**Task prompt:** Below is some material; transcribe all of it exactly.

(Dataset excerpt)
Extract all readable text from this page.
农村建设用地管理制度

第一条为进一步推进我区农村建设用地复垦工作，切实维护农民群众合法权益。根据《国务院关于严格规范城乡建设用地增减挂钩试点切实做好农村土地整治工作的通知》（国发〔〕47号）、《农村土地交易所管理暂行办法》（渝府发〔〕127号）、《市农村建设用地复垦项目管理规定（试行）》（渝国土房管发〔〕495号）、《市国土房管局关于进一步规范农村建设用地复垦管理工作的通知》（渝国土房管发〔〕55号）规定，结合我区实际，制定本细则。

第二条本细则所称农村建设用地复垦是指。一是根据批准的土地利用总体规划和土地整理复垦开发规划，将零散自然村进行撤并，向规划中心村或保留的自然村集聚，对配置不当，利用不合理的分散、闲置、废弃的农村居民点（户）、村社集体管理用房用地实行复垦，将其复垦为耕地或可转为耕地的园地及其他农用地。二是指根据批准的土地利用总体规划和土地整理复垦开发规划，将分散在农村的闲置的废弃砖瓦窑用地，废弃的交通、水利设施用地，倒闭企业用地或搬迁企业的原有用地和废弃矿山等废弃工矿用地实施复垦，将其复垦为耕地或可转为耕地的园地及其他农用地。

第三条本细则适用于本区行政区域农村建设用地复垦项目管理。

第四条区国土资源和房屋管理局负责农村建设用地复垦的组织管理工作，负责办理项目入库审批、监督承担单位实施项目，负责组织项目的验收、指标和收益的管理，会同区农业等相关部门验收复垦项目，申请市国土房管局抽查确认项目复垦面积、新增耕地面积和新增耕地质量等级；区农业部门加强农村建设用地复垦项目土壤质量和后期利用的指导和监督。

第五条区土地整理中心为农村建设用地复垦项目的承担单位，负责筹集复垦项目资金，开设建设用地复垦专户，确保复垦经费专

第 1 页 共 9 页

**Answer for the task:**
Extract all readable text from this page.
农村建设用地管理制度

第一条为进一步推进我区农村建设用地复垦工作，切实维护农民群众合法权益。根据《国务院关于严格规范城乡建设用地增减挂钩试点切实做好农村土地整治工作的通知》（国发〔〕47号）、《农村土地交易所管理暂行办法》（渝府发〔〕127号）、《市农村建设用地复垦项目管理规定（试行）》（渝国土房管发〔〕495号）、《市国土房管局关于进一步规范农村建设用地复垦管理工作的通知》（渝国土房管发〔〕55号）规定，结合我区实际，制定本细则。

第二条本细则所称农村建设用地复垦是指。一是根据批准的土地利用总体规划和土地整理复垦开发规划，将零散自然村进行撤并，向规划中心村或保留的自然村集聚，对配置不当，利用不合理的分散、闲置、废弃的农村居民点（户）、村社集体管理用房用地实行复垦，将其复垦为耕地或可转为耕地的园地及其他农用地。二是指根据批准的土地利用总体规划和土地整理复垦开发规划，将分散在农村的闲置的废弃砖瓦窑用地，废弃的交通、水利设施用地，倒闭企业用地或搬迁企业的原有用地和废弃矿山等废弃工矿用地实施复垦，将其复垦为耕地或可转为耕地的园地及其他农用地。

第三条本细则适用于本区行政区域农村建设用地复垦项目管理。

第四条区国土资源和房屋管理局负责农村建设用地复垦的组织管理工作，负责办理项目入库审批、监督承担单位实施项目，负责组织项目的验收、指标和收益的管理，会同区农业等相关部门验收复垦项目，申请市国土房管局抽查确认项目复垦面积、新增耕地面积和新增耕地质量等级；区农业部门加强农村建设用地复垦项目土壤质量和后期利用的指导和监督。

第五条区土地整理中心为农村建设用地复垦项目的承担单位，负责筹集复垦项目资金，开设建设用地复垦专户，确保复垦经费专

第 1 页 共 9 页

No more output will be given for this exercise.